• **WORK REQUIRED**
Put every line of the data into a JSON list of strings, with one string per line and blank lines omitted.

☆ ☆ ☆ ☆ ☆

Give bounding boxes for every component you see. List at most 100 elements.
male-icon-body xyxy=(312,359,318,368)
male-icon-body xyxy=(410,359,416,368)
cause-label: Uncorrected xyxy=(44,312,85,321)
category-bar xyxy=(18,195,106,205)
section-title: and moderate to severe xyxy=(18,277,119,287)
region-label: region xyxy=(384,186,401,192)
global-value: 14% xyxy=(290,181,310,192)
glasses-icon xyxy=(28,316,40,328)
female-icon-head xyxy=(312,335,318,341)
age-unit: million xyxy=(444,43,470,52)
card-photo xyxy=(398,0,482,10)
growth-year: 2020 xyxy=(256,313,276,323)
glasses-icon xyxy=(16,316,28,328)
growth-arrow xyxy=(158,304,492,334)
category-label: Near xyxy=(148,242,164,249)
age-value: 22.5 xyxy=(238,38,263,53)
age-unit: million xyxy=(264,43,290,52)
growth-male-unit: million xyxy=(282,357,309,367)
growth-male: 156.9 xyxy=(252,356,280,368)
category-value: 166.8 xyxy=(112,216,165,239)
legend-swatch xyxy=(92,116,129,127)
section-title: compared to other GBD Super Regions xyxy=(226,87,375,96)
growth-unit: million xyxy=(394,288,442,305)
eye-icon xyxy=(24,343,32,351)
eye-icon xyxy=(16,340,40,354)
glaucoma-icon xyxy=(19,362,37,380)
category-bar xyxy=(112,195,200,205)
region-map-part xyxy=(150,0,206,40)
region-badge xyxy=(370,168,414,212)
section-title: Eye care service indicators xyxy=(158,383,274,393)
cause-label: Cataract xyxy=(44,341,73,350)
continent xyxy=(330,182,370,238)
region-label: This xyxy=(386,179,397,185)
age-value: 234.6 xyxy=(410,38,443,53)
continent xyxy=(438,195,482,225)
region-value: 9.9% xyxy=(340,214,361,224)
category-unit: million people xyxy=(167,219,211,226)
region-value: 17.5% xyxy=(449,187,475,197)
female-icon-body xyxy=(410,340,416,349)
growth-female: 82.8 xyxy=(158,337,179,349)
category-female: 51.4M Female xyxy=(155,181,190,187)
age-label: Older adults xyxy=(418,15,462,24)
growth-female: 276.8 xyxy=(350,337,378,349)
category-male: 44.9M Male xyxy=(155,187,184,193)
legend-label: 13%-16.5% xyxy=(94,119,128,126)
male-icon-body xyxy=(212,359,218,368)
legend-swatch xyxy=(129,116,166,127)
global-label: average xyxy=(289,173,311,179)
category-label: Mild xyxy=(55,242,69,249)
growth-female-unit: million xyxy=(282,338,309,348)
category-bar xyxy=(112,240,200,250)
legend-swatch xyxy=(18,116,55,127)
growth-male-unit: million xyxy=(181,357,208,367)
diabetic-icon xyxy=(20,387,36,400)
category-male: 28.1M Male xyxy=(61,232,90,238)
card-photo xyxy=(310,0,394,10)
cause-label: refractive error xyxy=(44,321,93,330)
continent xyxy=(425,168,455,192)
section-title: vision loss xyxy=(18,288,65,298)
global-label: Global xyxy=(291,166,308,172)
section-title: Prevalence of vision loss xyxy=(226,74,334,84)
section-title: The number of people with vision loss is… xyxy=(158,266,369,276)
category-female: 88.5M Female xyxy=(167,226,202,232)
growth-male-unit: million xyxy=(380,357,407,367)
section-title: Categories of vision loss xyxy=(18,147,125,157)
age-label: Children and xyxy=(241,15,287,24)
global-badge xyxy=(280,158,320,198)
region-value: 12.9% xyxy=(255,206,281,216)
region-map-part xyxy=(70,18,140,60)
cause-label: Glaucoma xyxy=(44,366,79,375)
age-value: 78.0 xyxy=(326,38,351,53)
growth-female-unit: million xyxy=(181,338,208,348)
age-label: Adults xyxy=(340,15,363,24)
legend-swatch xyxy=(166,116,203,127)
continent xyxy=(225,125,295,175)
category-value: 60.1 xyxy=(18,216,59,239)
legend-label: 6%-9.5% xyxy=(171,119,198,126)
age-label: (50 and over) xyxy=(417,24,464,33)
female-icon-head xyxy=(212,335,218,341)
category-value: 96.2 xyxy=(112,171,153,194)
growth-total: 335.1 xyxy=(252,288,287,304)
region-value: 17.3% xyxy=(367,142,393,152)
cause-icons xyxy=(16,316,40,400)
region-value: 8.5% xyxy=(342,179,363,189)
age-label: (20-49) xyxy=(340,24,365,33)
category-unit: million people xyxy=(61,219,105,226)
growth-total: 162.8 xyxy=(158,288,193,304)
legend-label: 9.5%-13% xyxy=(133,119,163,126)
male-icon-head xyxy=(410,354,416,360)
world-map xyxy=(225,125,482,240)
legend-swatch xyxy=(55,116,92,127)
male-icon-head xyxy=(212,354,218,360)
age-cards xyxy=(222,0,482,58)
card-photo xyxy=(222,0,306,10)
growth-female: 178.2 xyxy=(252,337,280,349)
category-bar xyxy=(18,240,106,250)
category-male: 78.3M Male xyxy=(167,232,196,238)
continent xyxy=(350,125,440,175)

☆ ☆ ☆ ☆ ☆

• **SOLUTION TO THIS EXERCISE**
[
  "Give bounding boxes for every component you see. List at most 100 elements.",
  "male-icon-body xyxy=(312,359,318,368)",
  "male-icon-body xyxy=(410,359,416,368)",
  "cause-label: Uncorrected xyxy=(44,312,85,321)",
  "category-bar xyxy=(18,195,106,205)",
  "section-title: and moderate to severe xyxy=(18,277,119,287)",
  "region-label: region xyxy=(384,186,401,192)",
  "global-value: 14% xyxy=(290,181,310,192)",
  "glasses-icon xyxy=(28,316,40,328)",
  "female-icon-head xyxy=(312,335,318,341)",
  "age-unit: million xyxy=(444,43,470,52)",
  "card-photo xyxy=(398,0,482,10)",
  "growth-year: 2020 xyxy=(256,313,276,323)",
  "glasses-icon xyxy=(16,316,28,328)",
  "growth-arrow xyxy=(158,304,492,334)",
  "category-label: Near xyxy=(148,242,164,249)",
  "age-value: 22.5 xyxy=(238,38,263,53)",
  "age-unit: million xyxy=(264,43,290,52)",
  "growth-male-unit: million xyxy=(282,357,309,367)",
  "growth-male: 156.9 xyxy=(252,356,280,368)",
  "category-value: 166.8 xyxy=(112,216,165,239)",
  "legend-swatch xyxy=(92,116,129,127)",
  "section-title: compared to other GBD Super Regions xyxy=(226,87,375,96)",
  "growth-unit: million xyxy=(394,288,442,305)",
  "eye-icon xyxy=(24,343,32,351)",
  "eye-icon xyxy=(16,340,40,354)",
  "glaucoma-icon xyxy=(19,362,37,380)",
  "category-bar xyxy=(112,195,200,205)",
  "region-map-part xyxy=(150,0,206,40)",
  "region-badge xyxy=(370,168,414,212)",
  "section-title: Eye care service indicators xyxy=(158,383,274,393)",
  "cause-label: Cataract xyxy=(44,341,73,350)",
  "continent xyxy=(330,182,370,238)",
  "region-label: This xyxy=(386,179,397,185)",
  "age-value: 234.6 xyxy=(410,38,443,53)",
  "continent xyxy=(438,195,482,225)",
  "region-value: 9.9% xyxy=(340,214,361,224)",
  "category-unit: million people xyxy=(167,219,211,226)",
  "region-value: 17.5% xyxy=(449,187,475,197)",
  "female-icon-body xyxy=(410,340,416,349)",
  "growth-female: 82.8 xyxy=(158,337,179,349)",
  "category-female: 51.4M Female xyxy=(155,181,190,187)",
  "age-label: Older adults xyxy=(418,15,462,24)",
  "growth-female: 276.8 xyxy=(350,337,378,349)",
  "category-male: 44.9M Male xyxy=(155,187,184,193)",
  "legend-label: 13%-16.5% xyxy=(94,119,128,126)",
  "male-icon-body xyxy=(212,359,218,368)",
  "legend-swatch xyxy=(129,116,166,127)",
  "global-label: average xyxy=(289,173,311,179)",
  "category-label: Mild xyxy=(55,242,69,249)",
  "growth-female-unit: million xyxy=(282,338,309,348)",
  "category-bar xyxy=(112,240,200,250)",
  "legend-swatch xyxy=(18,116,55,127)",
  "growth-male-unit: million xyxy=(181,357,208,367)",
  "diabetic-icon xyxy=(20,387,36,400)",
  "category-male: 28.1M Male xyxy=(61,232,90,238)",
  "card-photo xyxy=(310,0,394,10)",
  "cause-label: refractive error xyxy=(44,321,93,330)",
  "continent xyxy=(425,168,455,192)",
  "section-title: vision loss xyxy=(18,288,65,298)",
  "global-label: Global xyxy=(291,166,308,172)",
  "section-title: Prevalence of vision loss xyxy=(226,74,334,84)",
  "section-title: The number of people with vision loss is… xyxy=(158,266,369,276)",
  "category-female: 88.5M Female xyxy=(167,226,202,232)",
  "growth-male-unit: million xyxy=(380,357,407,367)",
  "section-title: Categories of vision loss xyxy=(18,147,125,157)",
  "age-label: Children and xyxy=(241,15,287,24)",
  "global-badge xyxy=(280,158,320,198)",
  "region-value: 12.9% xyxy=(255,206,281,216)",
  "region-map-part xyxy=(70,18,140,60)",
  "cause-label: Glaucoma xyxy=(44,366,79,375)",
  "age-value: 78.0 xyxy=(326,38,351,53)",
  "growth-female-unit: million xyxy=(181,338,208,348)",
  "age-label: Adults xyxy=(340,15,363,24)",
  "legend-swatch xyxy=(166,116,203,127)",
  "continent xyxy=(225,125,295,175)",
  "category-value: 60.1 xyxy=(18,216,59,239)",
  "legend-label: 6%-9.5% xyxy=(171,119,198,126)",
  "age-label: (50 and over) xyxy=(417,24,464,33)",
  "female-icon-head xyxy=(212,335,218,341)",
  "category-value: 96.2 xyxy=(112,171,153,194)",
  "growth-total: 335.1 xyxy=(252,288,287,304)",
  "region-value: 17.3% xyxy=(367,142,393,152)",
  "cause-icons xyxy=(16,316,40,400)",
  "region-value: 8.5% xyxy=(342,179,363,189)",
  "age-label: (20-49) xyxy=(340,24,365,33)",
  "category-unit: million people xyxy=(61,219,105,226)",
  "growth-total: 162.8 xyxy=(158,288,193,304)",
  "legend-label: 9.5%-13% xyxy=(133,119,163,126)",
  "male-icon-head xyxy=(410,354,416,360)",
  "world-map xyxy=(225,125,482,240)",
  "legend-swatch xyxy=(55,116,92,127)",
  "male-icon-head xyxy=(212,354,218,360)",
  "age-cards xyxy=(222,0,482,58)",
  "card-photo xyxy=(222,0,306,10)",
  "growth-female: 178.2 xyxy=(252,337,280,349)",
  "category-bar xyxy=(18,240,106,250)",
  "category-male: 78.3M Male xyxy=(167,232,196,238)",
  "continent xyxy=(350,125,440,175)"
]